Exact repetition of every entry is required.

-- START OF MATERIAL SHOWN --

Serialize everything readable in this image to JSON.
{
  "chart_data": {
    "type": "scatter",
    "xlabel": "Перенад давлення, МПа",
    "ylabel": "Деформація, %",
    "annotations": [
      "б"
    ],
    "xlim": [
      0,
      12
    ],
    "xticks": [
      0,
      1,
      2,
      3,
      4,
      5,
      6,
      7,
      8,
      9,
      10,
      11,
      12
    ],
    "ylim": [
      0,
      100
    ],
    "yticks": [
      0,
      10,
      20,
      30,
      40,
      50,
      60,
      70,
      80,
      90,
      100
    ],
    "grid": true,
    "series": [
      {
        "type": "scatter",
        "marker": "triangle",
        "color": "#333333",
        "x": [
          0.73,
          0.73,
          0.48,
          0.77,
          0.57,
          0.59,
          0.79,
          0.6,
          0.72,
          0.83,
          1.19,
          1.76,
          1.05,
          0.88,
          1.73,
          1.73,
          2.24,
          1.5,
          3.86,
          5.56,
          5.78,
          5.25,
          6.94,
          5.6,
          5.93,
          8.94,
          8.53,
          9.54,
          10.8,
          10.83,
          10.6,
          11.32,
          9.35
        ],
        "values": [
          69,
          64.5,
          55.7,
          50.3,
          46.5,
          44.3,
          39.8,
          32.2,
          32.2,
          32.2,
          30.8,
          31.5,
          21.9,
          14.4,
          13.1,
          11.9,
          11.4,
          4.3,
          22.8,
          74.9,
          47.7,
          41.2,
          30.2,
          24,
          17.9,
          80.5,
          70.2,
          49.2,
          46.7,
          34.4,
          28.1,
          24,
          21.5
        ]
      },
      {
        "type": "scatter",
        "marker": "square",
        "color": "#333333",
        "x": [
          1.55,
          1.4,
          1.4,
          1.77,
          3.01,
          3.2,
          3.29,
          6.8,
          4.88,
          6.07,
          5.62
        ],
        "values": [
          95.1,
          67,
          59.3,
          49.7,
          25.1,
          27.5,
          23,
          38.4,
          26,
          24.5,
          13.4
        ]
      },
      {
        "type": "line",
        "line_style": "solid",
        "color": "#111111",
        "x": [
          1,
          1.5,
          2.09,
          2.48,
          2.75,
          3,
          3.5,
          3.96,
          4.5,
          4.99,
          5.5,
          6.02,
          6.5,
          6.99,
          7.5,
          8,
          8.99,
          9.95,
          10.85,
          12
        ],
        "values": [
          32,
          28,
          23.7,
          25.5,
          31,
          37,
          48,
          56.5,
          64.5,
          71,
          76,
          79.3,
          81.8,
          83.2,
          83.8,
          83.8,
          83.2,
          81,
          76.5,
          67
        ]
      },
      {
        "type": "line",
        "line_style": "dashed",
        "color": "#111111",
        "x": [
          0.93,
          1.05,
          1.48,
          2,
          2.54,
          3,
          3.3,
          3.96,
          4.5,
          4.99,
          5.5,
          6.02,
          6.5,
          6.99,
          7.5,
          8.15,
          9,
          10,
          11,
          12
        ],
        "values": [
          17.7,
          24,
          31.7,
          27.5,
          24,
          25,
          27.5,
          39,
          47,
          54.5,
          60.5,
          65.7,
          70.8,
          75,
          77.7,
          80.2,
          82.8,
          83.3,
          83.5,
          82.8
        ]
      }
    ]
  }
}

-- END OF MATERIAL SHOWN --

• RESPONSE TO THE EXERCISE
Serialize everything readable in this image to JSON.
{
  "chart_data": {
    "type": "scatter",
    "xlabel": "Перенад давлення, МПа",
    "ylabel": "Деформація, %",
    "annotations": [
      "б"
    ],
    "xlim": [
      0,
      12
    ],
    "xticks": [
      0,
      1,
      2,
      3,
      4,
      5,
      6,
      7,
      8,
      9,
      10,
      11,
      12
    ],
    "ylim": [
      0,
      100
    ],
    "yticks": [
      0,
      10,
      20,
      30,
      40,
      50,
      60,
      70,
      80,
      90,
      100
    ],
    "grid": true,
    "series": [
      {
        "type": "scatter",
        "marker": "triangle",
        "color": "#333333",
        "x": [
          0.73,
          0.73,
          0.48,
          0.77,
          0.57,
          0.59,
          0.79,
          0.6,
          0.72,
          0.83,
          1.19,
          1.76,
          1.05,
          0.88,
          1.73,
          1.73,
          2.24,
          1.5,
          3.86,
          5.56,
          5.78,
          5.25,
          6.94,
          5.6,
          5.93,
          8.94,
          8.53,
          9.54,
          10.8,
          10.83,
          10.6,
          11.32,
          9.35
        ],
        "values": [
          69,
          64.5,
          55.7,
          50.3,
          46.5,
          44.3,
          39.8,
          32.2,
          32.2,
          32.2,
          30.8,
          31.5,
          21.9,
          14.4,
          13.1,
          11.9,
          11.4,
          4.3,
          22.8,
          74.9,
          47.7,
          41.2,
          30.2,
          24,
          17.9,
          80.5,
          70.2,
          49.2,
          46.7,
          34.4,
          28.1,
          24,
          21.5
        ]
      },
      {
        "type": "scatter",
        "marker": "square",
        "color": "#333333",
        "x": [
          1.55,
          1.4,
          1.4,
          1.77,
          3.01,
          3.2,
          3.29,
          6.8,
          4.88,
          6.07,
          5.62
        ],
        "values": [
          95.1,
          67,
          59.3,
          49.7,
          25.1,
          27.5,
          23,
          38.4,
          26,
          24.5,
          13.4
        ]
      },
      {
        "type": "line",
        "line_style": "solid",
        "color": "#111111",
        "x": [
          1,
          1.5,
          2.09,
          2.48,
          2.75,
          3,
          3.5,
          3.96,
          4.5,
          4.99,
          5.5,
          6.02,
          6.5,
          6.99,
          7.5,
          8,
          8.99,
          9.95,
          10.85,
          12
        ],
        "values": [
          32,
          28,
          23.7,
          25.5,
          31,
          37,
          48,
          56.5,
          64.5,
          71,
          76,
          79.3,
          81.8,
          83.2,
          83.8,
          83.8,
          83.2,
          81,
          76.5,
          67
        ]
      },
      {
        "type": "line",
        "line_style": "dashed",
        "color": "#111111",
        "x": [
          0.93,
          1.05,
          1.48,
          2,
          2.54,
          3,
          3.3,
          3.96,
          4.5,
          4.99,
          5.5,
          6.02,
          6.5,
          6.99,
          7.5,
          8.15,
          9,
          10,
          11,
          12
        ],
        "values": [
          17.7,
          24,
          31.7,
          27.5,
          24,
          25,
          27.5,
          39,
          47,
          54.5,
          60.5,
          65.7,
          70.8,
          75,
          77.7,
          80.2,
          82.8,
          83.3,
          83.5,
          82.8
        ]
      }
    ]
  }
}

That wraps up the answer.